__Problem details__:
Which lines hold the word "this"? Copy each of them from the material.

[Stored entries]
-- Begin --

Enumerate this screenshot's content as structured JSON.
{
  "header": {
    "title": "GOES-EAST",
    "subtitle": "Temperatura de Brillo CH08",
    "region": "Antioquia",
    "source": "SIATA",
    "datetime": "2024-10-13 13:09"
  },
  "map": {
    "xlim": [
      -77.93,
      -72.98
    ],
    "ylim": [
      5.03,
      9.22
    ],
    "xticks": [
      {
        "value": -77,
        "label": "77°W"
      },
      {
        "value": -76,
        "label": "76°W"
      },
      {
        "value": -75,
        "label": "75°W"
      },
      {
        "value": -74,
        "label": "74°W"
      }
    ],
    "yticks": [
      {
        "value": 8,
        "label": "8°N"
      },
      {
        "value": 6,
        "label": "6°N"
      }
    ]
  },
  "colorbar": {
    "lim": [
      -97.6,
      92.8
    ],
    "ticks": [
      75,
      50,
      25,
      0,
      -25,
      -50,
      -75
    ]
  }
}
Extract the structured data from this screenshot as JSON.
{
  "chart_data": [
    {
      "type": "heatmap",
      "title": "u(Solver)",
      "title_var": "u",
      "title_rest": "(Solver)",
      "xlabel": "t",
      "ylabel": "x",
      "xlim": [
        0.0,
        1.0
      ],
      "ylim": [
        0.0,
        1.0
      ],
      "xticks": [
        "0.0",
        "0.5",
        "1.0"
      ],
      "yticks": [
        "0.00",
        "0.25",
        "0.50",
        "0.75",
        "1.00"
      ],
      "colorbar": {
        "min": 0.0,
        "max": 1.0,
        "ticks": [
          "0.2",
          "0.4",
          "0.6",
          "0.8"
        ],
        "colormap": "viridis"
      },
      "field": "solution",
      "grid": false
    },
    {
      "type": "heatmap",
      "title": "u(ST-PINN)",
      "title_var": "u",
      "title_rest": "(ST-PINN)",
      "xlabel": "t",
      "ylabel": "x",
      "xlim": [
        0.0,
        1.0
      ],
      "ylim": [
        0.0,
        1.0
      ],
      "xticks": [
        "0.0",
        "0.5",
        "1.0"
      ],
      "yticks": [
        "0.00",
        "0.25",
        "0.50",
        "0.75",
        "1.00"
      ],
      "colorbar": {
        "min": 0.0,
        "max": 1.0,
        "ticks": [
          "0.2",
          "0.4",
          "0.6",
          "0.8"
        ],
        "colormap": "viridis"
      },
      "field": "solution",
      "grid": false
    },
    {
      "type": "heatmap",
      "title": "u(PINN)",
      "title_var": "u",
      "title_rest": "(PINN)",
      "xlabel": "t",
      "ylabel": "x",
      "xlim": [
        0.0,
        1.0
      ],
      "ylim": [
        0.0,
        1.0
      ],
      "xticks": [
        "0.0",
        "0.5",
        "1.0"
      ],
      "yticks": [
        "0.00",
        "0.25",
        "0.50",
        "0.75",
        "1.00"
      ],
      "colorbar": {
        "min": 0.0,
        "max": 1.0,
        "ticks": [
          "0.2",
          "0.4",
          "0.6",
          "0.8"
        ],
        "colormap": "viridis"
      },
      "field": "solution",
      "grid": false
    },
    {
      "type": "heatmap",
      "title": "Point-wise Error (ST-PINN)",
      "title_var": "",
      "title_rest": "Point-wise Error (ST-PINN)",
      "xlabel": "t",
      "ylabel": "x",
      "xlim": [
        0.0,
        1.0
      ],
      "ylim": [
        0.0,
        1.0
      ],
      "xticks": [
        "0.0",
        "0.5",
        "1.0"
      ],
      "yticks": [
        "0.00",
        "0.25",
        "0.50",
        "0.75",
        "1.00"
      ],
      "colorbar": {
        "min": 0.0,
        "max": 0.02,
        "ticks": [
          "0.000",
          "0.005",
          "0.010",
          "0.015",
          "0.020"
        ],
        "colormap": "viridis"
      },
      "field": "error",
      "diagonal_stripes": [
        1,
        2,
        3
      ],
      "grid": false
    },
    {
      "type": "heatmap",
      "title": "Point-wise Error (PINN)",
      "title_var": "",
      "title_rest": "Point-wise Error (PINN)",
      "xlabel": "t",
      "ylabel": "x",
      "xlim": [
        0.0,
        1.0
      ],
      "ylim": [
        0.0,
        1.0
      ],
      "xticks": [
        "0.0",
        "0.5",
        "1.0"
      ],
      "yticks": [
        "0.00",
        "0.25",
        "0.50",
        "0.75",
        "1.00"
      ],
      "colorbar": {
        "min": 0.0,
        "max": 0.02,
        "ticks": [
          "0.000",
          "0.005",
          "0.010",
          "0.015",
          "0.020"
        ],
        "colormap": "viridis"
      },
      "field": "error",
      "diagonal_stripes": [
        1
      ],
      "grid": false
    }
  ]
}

-- End --

__Reply to the task__:
Enumerate this screenshot's content as structured JSON.
Extract the structured data from this screenshot as JSON.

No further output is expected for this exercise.